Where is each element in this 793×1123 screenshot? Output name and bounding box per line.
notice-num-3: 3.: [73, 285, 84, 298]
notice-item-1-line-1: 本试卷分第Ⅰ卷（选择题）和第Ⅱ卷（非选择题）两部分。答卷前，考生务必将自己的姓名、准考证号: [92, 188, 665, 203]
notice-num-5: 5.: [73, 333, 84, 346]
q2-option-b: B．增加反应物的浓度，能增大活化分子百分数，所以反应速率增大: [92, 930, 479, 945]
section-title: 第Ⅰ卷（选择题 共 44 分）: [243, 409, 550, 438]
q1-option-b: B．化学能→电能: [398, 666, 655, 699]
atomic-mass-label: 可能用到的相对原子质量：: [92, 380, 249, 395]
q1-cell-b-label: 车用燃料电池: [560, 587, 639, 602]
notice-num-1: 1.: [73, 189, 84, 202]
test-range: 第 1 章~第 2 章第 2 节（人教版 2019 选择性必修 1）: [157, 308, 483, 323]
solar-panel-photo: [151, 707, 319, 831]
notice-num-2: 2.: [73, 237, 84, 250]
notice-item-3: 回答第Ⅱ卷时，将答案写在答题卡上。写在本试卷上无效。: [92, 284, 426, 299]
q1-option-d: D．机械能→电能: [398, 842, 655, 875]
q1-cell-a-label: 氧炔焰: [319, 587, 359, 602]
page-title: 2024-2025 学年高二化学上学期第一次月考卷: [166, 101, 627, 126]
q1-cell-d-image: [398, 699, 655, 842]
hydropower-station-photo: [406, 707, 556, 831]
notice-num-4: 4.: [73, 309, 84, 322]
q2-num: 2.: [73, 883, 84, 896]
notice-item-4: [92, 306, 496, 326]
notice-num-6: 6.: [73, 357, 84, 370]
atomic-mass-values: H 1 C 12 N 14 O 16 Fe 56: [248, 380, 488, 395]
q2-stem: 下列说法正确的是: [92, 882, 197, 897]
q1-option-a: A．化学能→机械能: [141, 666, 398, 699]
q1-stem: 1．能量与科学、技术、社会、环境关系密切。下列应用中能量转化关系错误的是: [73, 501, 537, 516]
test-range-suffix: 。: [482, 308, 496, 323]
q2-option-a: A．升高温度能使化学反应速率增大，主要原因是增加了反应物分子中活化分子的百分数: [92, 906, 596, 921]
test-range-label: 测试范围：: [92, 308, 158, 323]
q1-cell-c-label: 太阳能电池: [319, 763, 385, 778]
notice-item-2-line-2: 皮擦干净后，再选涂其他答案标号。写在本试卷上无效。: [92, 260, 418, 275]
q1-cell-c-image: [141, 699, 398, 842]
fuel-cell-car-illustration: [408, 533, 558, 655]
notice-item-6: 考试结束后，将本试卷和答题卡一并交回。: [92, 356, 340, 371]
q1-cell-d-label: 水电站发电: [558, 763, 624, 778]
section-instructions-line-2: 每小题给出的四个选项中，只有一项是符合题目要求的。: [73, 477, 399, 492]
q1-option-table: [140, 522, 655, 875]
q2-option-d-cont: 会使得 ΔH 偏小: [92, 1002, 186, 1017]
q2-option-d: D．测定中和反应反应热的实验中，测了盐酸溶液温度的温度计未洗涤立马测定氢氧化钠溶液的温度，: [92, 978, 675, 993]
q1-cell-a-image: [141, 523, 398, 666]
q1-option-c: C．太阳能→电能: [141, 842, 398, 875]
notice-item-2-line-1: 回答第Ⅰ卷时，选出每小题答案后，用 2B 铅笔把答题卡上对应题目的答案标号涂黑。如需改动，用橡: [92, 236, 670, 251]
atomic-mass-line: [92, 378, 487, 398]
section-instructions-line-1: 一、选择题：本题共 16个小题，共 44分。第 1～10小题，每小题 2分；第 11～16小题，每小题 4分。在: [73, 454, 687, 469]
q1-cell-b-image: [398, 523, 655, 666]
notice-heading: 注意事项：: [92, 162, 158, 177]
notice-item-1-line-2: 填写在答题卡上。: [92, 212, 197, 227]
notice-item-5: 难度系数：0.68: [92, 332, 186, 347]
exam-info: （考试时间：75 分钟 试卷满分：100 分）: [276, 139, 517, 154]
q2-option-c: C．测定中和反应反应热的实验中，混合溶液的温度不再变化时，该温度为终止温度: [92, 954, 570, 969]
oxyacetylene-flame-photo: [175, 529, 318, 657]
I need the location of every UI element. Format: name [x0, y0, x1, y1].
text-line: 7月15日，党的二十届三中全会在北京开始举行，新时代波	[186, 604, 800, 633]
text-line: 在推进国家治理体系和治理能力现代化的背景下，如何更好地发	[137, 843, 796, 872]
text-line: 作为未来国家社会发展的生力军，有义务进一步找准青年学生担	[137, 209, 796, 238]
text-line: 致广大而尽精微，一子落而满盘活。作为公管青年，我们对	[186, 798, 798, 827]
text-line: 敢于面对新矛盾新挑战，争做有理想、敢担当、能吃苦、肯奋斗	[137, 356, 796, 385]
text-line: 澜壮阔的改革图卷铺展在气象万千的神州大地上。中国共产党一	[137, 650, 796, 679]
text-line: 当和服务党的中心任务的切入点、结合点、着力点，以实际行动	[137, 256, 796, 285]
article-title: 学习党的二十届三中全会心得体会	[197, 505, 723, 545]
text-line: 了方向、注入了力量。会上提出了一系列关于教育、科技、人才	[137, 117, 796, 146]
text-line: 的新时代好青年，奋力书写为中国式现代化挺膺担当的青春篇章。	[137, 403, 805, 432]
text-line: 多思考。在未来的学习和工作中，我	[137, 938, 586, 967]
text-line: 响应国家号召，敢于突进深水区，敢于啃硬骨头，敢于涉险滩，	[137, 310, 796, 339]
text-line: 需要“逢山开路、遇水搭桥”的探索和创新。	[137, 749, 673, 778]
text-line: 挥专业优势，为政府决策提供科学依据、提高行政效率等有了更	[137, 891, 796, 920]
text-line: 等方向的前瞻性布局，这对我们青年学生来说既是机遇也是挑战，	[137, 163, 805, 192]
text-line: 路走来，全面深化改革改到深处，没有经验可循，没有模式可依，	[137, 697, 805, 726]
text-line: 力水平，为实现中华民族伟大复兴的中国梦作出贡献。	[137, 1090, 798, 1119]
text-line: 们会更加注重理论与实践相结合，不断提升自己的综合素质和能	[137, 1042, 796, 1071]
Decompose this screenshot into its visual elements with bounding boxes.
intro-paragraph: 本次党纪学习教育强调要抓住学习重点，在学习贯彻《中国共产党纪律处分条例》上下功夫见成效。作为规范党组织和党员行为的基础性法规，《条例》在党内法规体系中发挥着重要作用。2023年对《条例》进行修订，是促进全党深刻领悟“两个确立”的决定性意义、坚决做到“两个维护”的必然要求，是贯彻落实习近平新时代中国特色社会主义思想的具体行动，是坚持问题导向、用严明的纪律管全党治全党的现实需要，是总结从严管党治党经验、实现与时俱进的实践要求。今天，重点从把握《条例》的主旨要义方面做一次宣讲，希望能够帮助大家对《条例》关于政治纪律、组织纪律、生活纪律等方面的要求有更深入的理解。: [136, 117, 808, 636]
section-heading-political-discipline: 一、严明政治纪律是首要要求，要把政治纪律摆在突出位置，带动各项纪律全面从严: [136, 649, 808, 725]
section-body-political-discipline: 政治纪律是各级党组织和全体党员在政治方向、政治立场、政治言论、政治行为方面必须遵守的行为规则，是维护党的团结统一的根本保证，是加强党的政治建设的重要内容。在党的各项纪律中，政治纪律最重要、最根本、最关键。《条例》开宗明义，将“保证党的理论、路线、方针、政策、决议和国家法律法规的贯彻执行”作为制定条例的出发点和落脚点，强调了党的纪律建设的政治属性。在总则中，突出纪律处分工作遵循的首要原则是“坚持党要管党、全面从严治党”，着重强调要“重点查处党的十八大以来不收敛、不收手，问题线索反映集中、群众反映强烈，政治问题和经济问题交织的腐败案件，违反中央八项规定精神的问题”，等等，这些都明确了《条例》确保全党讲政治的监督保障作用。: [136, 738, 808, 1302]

-- Goal --
Write out the data verbatim, starting at the very beginning and ending with the line that contains "q1-option-b: B．化学能→电能: [398, 666, 655, 699]", with both ends included.

-- Output of the exercise --
Where is each element in this 793×1123 screenshot? Output name and bounding box per line.
notice-num-3: 3.: [73, 285, 84, 298]
notice-item-1-line-1: 本试卷分第Ⅰ卷（选择题）和第Ⅱ卷（非选择题）两部分。答卷前，考生务必将自己的姓名、准考证号: [92, 188, 665, 203]
notice-num-5: 5.: [73, 333, 84, 346]
q2-option-b: B．增加反应物的浓度，能增大活化分子百分数，所以反应速率增大: [92, 930, 479, 945]
section-title: 第Ⅰ卷（选择题 共 44 分）: [243, 409, 550, 438]
q1-option-b: B．化学能→电能: [398, 666, 655, 699]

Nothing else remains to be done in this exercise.